(WHAT IS NEEDED)
Write out the records word for word, with no pictures.

(Data listing)
######

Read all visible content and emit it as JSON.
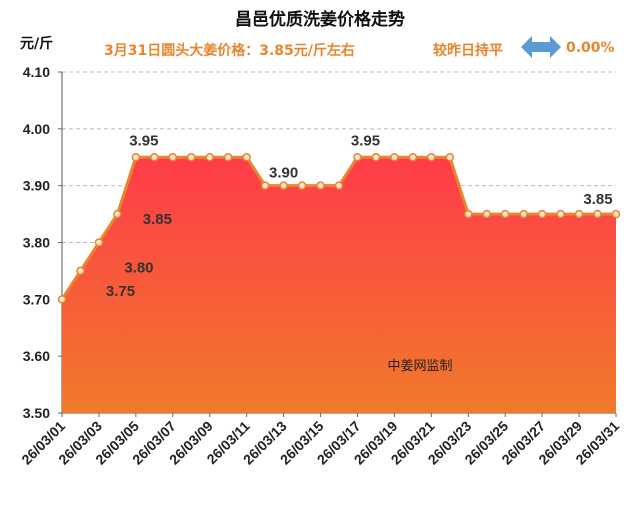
{
  "header": {
    "title": "昌邑优质洗姜价格走势",
    "unit": "元/斤",
    "price_note": "3月31日圆头大姜价格：3.85元/斤左右",
    "compare_label": "较昨日持平",
    "change_pct": "0.00%",
    "watermark": "中姜网监制"
  },
  "colors": {
    "line": "#e8852e",
    "fill_top": "#ff3b4a",
    "fill_bottom": "#f07a2a",
    "accent": "#e8852e",
    "arrow": "#5b9bd5"
  },
  "chart_data": {
    "type": "area",
    "title": "昌邑优质洗姜价格走势",
    "ylabel": "元/斤",
    "ylim": [
      3.5,
      4.1
    ],
    "yticks": [
      "3.50",
      "3.60",
      "3.70",
      "3.80",
      "3.90",
      "4.00",
      "4.10"
    ],
    "x": [
      "26/03/01",
      "26/03/02",
      "26/03/03",
      "26/03/04",
      "26/03/05",
      "26/03/06",
      "26/03/07",
      "26/03/08",
      "26/03/09",
      "26/03/10",
      "26/03/11",
      "26/03/12",
      "26/03/13",
      "26/03/14",
      "26/03/15",
      "26/03/16",
      "26/03/17",
      "26/03/18",
      "26/03/19",
      "26/03/20",
      "26/03/21",
      "26/03/22",
      "26/03/23",
      "26/03/24",
      "26/03/25",
      "26/03/26",
      "26/03/27",
      "26/03/28",
      "26/03/29",
      "26/03/30",
      "26/03/31"
    ],
    "xtick_labels": [
      "26/03/01",
      "26/03/03",
      "26/03/05",
      "26/03/07",
      "26/03/09",
      "26/03/11",
      "26/03/13",
      "26/03/15",
      "26/03/17",
      "26/03/19",
      "26/03/21",
      "26/03/23",
      "26/03/25",
      "26/03/27",
      "26/03/29",
      "26/03/31"
    ],
    "values": [
      3.7,
      3.75,
      3.8,
      3.85,
      3.95,
      3.95,
      3.95,
      3.95,
      3.95,
      3.95,
      3.95,
      3.9,
      3.9,
      3.9,
      3.9,
      3.9,
      3.95,
      3.95,
      3.95,
      3.95,
      3.95,
      3.95,
      3.85,
      3.85,
      3.85,
      3.85,
      3.85,
      3.85,
      3.85,
      3.85,
      3.85
    ],
    "data_labels": [
      {
        "index": 1,
        "text": "3.75"
      },
      {
        "index": 2,
        "text": "3.80"
      },
      {
        "index": 3,
        "text": "3.85"
      },
      {
        "index": 4,
        "text": "3.95"
      },
      {
        "index": 12,
        "text": "3.90"
      },
      {
        "index": 16,
        "text": "3.95"
      },
      {
        "index": 30,
        "text": "3.85"
      }
    ],
    "grid": true
  }
}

######

(TASK ANSWER)
Read all visible content and emit it as JSON.
{
  "header": {
    "title": "昌邑优质洗姜价格走势",
    "unit": "元/斤",
    "price_note": "3月31日圆头大姜价格：3.85元/斤左右",
    "compare_label": "较昨日持平",
    "change_pct": "0.00%",
    "watermark": "中姜网监制"
  },
  "colors": {
    "line": "#e8852e",
    "fill_top": "#ff3b4a",
    "fill_bottom": "#f07a2a",
    "accent": "#e8852e",
    "arrow": "#5b9bd5"
  },
  "chart_data": {
    "type": "area",
    "title": "昌邑优质洗姜价格走势",
    "ylabel": "元/斤",
    "ylim": [
      3.5,
      4.1
    ],
    "yticks": [
      "3.50",
      "3.60",
      "3.70",
      "3.80",
      "3.90",
      "4.00",
      "4.10"
    ],
    "x": [
      "26/03/01",
      "26/03/02",
      "26/03/03",
      "26/03/04",
      "26/03/05",
      "26/03/06",
      "26/03/07",
      "26/03/08",
      "26/03/09",
      "26/03/10",
      "26/03/11",
      "26/03/12",
      "26/03/13",
      "26/03/14",
      "26/03/15",
      "26/03/16",
      "26/03/17",
      "26/03/18",
      "26/03/19",
      "26/03/20",
      "26/03/21",
      "26/03/22",
      "26/03/23",
      "26/03/24",
      "26/03/25",
      "26/03/26",
      "26/03/27",
      "26/03/28",
      "26/03/29",
      "26/03/30",
      "26/03/31"
    ],
    "xtick_labels": [
      "26/03/01",
      "26/03/03",
      "26/03/05",
      "26/03/07",
      "26/03/09",
      "26/03/11",
      "26/03/13",
      "26/03/15",
      "26/03/17",
      "26/03/19",
      "26/03/21",
      "26/03/23",
      "26/03/25",
      "26/03/27",
      "26/03/29",
      "26/03/31"
    ],
    "values": [
      3.7,
      3.75,
      3.8,
      3.85,
      3.95,
      3.95,
      3.95,
      3.95,
      3.95,
      3.95,
      3.95,
      3.9,
      3.9,
      3.9,
      3.9,
      3.9,
      3.95,
      3.95,
      3.95,
      3.95,
      3.95,
      3.95,
      3.85,
      3.85,
      3.85,
      3.85,
      3.85,
      3.85,
      3.85,
      3.85,
      3.85
    ],
    "data_labels": [
      {
        "index": 1,
        "text": "3.75"
      },
      {
        "index": 2,
        "text": "3.80"
      },
      {
        "index": 3,
        "text": "3.85"
      },
      {
        "index": 4,
        "text": "3.95"
      },
      {
        "index": 12,
        "text": "3.90"
      },
      {
        "index": 16,
        "text": "3.95"
      },
      {
        "index": 30,
        "text": "3.85"
      }
    ],
    "grid": true
  }
}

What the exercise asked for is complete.